→ **Zadania ćwiczeniowe**
a. Jak przetłumaczyć na angielski zdanie „Newsom zaskarżył decyzję Trumpa do sądu i w czwartek otrzymał korzystny dla siebie wyrok.” z tekstu o protestach w Los Angeles?
b. Zwróć dosłownie fragment tekstu o protestach w Los Angeles, który zaczyna się od „Donald TrumpDonald Trump” i kończy na „sprawy społeczne i polityczne.”.

→ **Fragment źródłowy**
------------------------------------------------------------
W Los Angeles Trump znów testuje, jak daleko może się posunąć [OPINIA]

Od tygodnia Los Angeles znajduje się w epicentrum dzielącego Stany Zjednoczone politycznego konfliktu. Wszystko za sprawą protestów mieszkańców miasta przeciwko brutalnym działaniom walczącej z nielegalną migracją agencji ICE. Generowanie kryzysów testujących wolę oporu przeciwników i odporność amerykańskich praw i instytucji jest podstawową techniką sprawowania władzy w drugiej kadencji Trumpa - pisze dla Wirtualnej Polski Jakub Majmurek.

Donald TrumpDonald Trump
Źródło zdjęć: © EPA, PAP | ALEXANDER DRAGO / POOL
Jakub Majmurek

Tekst powstał w ramach projektu WP Opinie. Przedstawiamy w nim zróżnicowane spojrzenia komentatorów i liderów opinii publicznej na kluczowe sprawy społeczne i polityczne.

Donald Trump na zamieszki w Los Angeles zareagował, wysyłając do największej metropolii Kalifornii Gwardię Narodową – wbrew życzeniom gubernatora stanu, demokraty Gavina Newsoma. To pierwszy taki przypadek od 1965 roku, gdy Lyndon B. Johnson wysłał Gwardię Narodową do Alabamy, by chroniła protestujących tam aktywistów ruchu praw obywatelskich, którym policyjnej ochrony odmówił znany z obrony segregacji rasowej gubernator George Wallace.

Newsom zaskarżył decyzję Trumpa do sądu i w czwartek otrzymał korzystny dla siebie wyrok. Administracja złożyła jednak natychmiast apelację, wysłuchanie w tej sprawie ma odbyć się w najbliższy wtorek – i przynajmniej do tego czasu wojsko pozostanie na terenie Los Angeles. Spór o to, co dzieje się w drugim najludniejszym mieście w Stanach, ma przy tym nie tylko prawny, ale przede wszystkim polityczny wymiar, znaczący zarówno dla administracji Trumpa, jak i dla demokratów.

Dalsza część artykułu pod materiałem wideo

Eksplozje w Rosji. Moment ataku na fabrykę armii Putina

Dlaczego prezydent wezwał Gwardię Narodową?

Trump twierdzi, że przejmując kontrolę nad Gwardią Narodową i wysyłając ją na ulice miasta uchronił Los Angeles przed zniszczeniem. Większość komentatorów jest jednak sceptycznych wobec tych stwierdzeń. Protesty trwające od końca pierwszego tygodnia czerwca jak na aglomerację liczącą w sumie – z wszystkimi przedmieściami i miastami satelickimi – blisko 10 milionów osób nie były liczne, brało w nich udział nie więcej niż kilka tysięcy osób. Ograniczały się też niemal wyłącznie do administracyjnego centrum miasta.
------------------------------------------------------------
[Wykazy regionów i etykiet]
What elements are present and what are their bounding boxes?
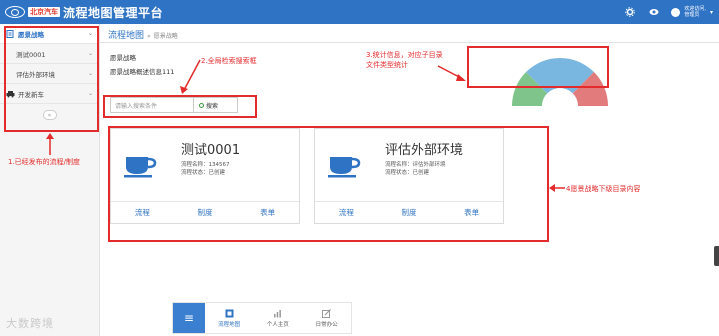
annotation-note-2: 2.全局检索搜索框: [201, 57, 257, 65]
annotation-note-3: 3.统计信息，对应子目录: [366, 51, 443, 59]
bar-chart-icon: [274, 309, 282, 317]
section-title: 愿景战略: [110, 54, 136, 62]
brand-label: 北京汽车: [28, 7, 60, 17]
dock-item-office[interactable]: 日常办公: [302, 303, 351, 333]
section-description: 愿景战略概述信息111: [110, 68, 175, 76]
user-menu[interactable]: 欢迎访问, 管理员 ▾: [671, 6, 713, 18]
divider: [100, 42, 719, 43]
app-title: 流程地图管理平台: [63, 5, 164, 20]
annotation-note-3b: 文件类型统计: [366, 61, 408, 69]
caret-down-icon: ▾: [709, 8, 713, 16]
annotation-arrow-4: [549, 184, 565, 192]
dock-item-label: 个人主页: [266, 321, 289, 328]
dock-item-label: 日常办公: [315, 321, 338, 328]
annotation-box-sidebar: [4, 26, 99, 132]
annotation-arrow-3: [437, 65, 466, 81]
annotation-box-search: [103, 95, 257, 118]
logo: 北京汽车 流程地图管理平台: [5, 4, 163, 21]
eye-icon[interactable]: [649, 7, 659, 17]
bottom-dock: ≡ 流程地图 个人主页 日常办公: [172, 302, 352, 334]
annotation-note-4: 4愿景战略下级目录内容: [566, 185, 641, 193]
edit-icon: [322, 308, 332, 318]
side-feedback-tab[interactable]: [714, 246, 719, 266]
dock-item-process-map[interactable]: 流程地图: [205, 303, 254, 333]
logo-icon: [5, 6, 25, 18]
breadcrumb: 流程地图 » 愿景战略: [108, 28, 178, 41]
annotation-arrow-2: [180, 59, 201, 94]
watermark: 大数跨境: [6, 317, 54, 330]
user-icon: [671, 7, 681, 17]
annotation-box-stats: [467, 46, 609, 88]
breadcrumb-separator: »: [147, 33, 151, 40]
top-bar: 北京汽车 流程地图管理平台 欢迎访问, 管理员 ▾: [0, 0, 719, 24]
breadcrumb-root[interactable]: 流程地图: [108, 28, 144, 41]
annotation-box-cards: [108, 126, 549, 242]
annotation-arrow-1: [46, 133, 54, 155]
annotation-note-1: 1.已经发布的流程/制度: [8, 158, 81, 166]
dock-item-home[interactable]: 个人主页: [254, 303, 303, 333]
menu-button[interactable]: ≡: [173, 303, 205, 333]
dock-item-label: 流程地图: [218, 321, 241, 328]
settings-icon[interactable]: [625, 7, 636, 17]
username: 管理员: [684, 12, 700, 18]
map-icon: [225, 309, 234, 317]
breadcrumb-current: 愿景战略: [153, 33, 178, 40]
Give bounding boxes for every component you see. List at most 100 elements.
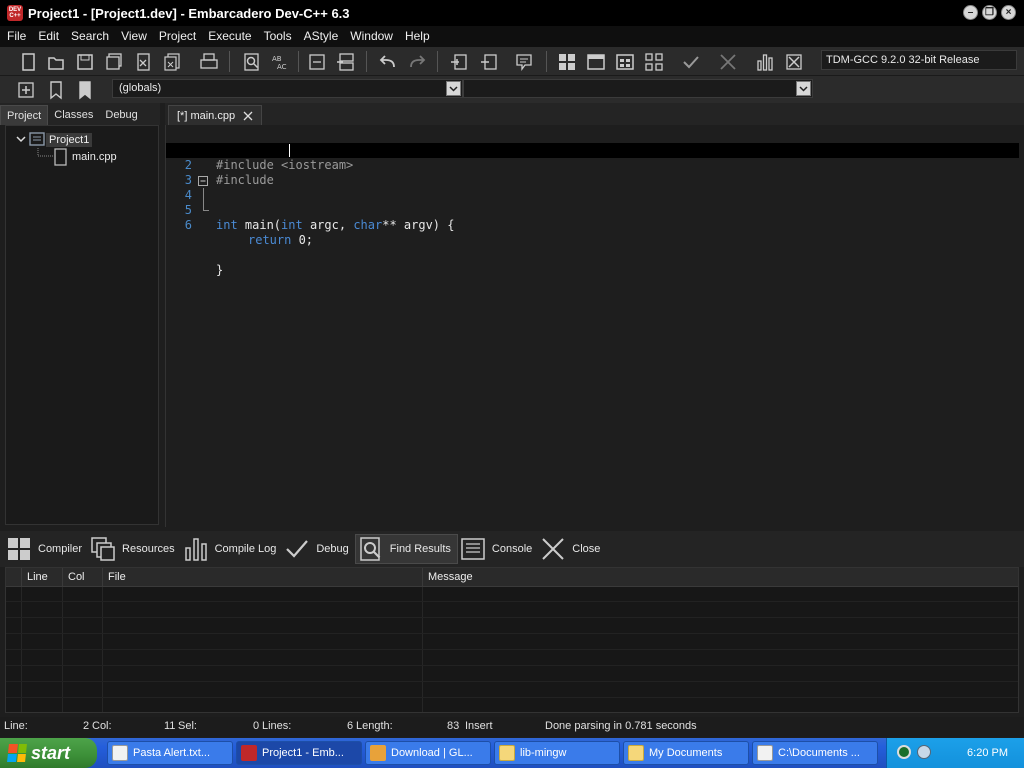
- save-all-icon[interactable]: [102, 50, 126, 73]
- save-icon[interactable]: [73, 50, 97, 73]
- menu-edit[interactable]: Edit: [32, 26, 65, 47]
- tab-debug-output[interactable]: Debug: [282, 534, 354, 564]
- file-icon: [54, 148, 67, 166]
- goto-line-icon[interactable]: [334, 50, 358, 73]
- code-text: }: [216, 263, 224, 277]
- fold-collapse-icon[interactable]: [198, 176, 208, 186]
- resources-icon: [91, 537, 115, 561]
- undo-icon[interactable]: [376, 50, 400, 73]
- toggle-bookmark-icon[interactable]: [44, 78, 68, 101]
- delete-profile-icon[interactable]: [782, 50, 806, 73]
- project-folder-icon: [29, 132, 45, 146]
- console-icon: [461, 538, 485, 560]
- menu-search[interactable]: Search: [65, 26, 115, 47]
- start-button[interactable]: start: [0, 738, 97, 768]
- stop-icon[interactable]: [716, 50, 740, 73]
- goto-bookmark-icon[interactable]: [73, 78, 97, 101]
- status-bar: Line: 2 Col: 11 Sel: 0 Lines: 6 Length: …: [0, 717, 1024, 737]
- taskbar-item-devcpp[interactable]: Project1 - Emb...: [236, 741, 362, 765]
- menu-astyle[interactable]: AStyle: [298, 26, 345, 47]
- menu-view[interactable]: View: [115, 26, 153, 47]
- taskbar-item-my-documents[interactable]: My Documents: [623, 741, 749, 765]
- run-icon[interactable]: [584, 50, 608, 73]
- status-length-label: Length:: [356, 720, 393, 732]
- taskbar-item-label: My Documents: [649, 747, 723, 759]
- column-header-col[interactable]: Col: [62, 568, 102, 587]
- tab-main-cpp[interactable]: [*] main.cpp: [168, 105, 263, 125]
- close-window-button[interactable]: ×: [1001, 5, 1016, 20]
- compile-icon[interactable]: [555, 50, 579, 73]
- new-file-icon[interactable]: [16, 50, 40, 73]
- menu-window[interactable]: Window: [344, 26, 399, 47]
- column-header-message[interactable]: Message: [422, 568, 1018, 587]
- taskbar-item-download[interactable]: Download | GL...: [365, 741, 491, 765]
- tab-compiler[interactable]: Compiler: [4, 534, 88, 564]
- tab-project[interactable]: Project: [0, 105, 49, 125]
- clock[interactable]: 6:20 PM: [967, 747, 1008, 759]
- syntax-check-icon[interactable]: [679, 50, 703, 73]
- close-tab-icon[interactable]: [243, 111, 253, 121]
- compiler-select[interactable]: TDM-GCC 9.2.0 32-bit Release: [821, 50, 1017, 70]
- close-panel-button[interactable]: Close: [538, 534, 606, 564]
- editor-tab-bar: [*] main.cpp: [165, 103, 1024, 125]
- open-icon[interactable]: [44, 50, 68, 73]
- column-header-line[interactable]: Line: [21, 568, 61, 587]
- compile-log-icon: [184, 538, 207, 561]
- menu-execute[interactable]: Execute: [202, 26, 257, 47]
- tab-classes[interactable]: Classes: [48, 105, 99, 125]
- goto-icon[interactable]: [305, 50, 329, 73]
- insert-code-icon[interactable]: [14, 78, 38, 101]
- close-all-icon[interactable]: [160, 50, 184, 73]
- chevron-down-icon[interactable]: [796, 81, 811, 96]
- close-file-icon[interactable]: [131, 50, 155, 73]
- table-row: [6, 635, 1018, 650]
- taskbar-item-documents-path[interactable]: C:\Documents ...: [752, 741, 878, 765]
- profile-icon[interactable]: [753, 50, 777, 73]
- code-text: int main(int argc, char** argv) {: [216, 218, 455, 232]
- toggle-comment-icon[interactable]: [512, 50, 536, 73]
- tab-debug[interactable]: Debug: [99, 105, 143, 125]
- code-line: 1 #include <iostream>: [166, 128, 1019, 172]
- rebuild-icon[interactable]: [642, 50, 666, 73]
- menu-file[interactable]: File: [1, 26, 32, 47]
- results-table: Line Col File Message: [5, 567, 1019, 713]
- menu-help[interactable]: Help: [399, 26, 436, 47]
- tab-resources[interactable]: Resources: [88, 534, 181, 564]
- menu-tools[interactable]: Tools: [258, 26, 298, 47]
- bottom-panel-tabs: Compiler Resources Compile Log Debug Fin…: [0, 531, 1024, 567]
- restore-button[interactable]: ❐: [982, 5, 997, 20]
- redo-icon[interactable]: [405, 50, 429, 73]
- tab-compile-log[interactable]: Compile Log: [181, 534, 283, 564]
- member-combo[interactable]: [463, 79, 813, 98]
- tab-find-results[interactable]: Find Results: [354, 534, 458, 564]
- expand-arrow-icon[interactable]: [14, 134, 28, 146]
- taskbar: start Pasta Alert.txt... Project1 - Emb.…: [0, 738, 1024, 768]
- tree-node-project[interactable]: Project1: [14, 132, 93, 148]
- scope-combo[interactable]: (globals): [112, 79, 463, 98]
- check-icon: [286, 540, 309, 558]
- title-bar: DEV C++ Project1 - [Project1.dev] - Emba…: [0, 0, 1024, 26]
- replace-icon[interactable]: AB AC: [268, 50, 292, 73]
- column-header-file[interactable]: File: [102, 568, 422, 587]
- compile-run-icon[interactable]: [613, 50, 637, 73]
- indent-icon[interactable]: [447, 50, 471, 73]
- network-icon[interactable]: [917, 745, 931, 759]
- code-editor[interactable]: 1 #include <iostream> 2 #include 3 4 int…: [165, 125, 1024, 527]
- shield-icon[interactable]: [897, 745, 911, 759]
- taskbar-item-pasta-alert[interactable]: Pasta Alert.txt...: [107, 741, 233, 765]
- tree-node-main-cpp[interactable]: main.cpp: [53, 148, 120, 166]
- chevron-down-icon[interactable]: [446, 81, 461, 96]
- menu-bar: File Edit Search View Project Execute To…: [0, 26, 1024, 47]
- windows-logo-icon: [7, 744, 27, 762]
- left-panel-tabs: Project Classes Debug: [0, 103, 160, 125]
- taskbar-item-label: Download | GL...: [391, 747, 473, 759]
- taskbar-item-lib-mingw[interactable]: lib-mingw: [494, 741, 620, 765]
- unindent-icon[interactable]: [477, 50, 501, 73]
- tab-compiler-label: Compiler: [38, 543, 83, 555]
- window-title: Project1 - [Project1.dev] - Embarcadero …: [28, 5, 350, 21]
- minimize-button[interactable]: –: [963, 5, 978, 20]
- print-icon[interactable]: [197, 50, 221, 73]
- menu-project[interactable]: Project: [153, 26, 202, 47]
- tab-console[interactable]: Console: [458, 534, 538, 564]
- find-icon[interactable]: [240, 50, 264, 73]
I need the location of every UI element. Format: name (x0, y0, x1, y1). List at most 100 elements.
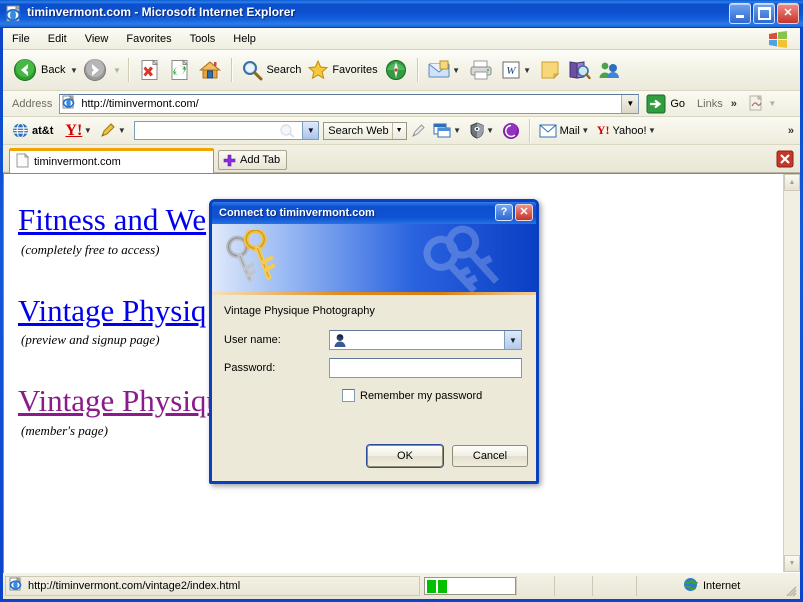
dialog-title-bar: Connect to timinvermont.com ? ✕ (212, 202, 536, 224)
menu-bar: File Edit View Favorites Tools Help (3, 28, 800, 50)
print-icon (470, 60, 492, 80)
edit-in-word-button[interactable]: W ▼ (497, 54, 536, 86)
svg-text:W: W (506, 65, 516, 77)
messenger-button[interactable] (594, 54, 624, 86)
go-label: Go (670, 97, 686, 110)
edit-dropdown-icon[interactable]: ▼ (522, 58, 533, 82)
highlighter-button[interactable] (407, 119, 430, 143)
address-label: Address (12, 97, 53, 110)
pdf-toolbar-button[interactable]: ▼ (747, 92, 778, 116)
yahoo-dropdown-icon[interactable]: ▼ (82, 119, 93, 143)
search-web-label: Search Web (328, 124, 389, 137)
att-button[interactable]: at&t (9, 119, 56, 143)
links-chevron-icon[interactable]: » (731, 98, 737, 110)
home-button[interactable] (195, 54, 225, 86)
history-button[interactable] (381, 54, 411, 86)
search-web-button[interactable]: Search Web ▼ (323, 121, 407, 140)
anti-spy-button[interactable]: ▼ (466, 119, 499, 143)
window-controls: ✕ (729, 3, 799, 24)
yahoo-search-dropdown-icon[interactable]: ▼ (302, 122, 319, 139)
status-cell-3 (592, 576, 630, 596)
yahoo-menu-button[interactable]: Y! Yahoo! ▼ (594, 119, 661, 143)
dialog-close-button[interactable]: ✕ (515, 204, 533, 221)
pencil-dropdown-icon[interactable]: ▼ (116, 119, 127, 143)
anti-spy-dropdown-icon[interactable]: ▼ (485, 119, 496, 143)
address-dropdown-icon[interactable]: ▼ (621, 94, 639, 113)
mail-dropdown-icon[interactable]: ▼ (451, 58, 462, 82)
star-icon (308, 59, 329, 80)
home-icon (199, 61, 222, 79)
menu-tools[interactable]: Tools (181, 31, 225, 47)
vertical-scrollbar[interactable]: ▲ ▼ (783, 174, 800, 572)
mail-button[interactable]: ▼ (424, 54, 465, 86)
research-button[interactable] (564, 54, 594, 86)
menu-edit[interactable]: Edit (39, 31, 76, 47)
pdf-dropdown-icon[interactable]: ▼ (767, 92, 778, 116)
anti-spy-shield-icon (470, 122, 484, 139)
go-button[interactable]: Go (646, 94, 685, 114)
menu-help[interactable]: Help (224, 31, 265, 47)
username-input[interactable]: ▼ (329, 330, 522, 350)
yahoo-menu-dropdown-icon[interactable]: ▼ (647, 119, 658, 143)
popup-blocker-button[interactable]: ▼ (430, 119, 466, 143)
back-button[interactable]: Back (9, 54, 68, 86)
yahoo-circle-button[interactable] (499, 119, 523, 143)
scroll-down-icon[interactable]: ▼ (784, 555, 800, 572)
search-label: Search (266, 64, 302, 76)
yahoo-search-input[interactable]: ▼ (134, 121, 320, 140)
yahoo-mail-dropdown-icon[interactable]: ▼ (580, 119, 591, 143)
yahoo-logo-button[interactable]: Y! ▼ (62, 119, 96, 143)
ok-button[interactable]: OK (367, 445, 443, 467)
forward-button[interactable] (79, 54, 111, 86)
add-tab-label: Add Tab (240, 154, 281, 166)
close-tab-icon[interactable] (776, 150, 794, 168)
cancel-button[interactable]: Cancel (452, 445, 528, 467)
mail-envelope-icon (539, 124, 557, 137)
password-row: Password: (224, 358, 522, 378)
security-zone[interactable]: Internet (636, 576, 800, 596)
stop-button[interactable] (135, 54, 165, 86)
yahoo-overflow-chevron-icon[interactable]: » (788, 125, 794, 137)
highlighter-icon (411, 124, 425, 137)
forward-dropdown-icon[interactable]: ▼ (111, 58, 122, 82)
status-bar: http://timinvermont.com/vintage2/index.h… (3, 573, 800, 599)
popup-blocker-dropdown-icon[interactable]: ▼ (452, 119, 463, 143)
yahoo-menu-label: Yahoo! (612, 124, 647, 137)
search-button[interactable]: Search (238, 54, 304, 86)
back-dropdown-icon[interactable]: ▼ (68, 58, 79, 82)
------------------------------------------------------------
→ **Odpowiedzi do zadań**
a. Newsom challenged Trump's decision in court and on Thursday received a ruling in his favor.

b.
Donald TrumpDonald Trump
Źródło zdjęć: © EPA, PAP | ALEXANDER DRAGO / POOL
Jakub Majmurek

Tekst powstał w ramach projektu WP Opinie. Przedstawiamy w nim zróżnicowane spojrzenia komentatorów i liderów opinii publicznej na kluczowe sprawy społeczne i polityczne.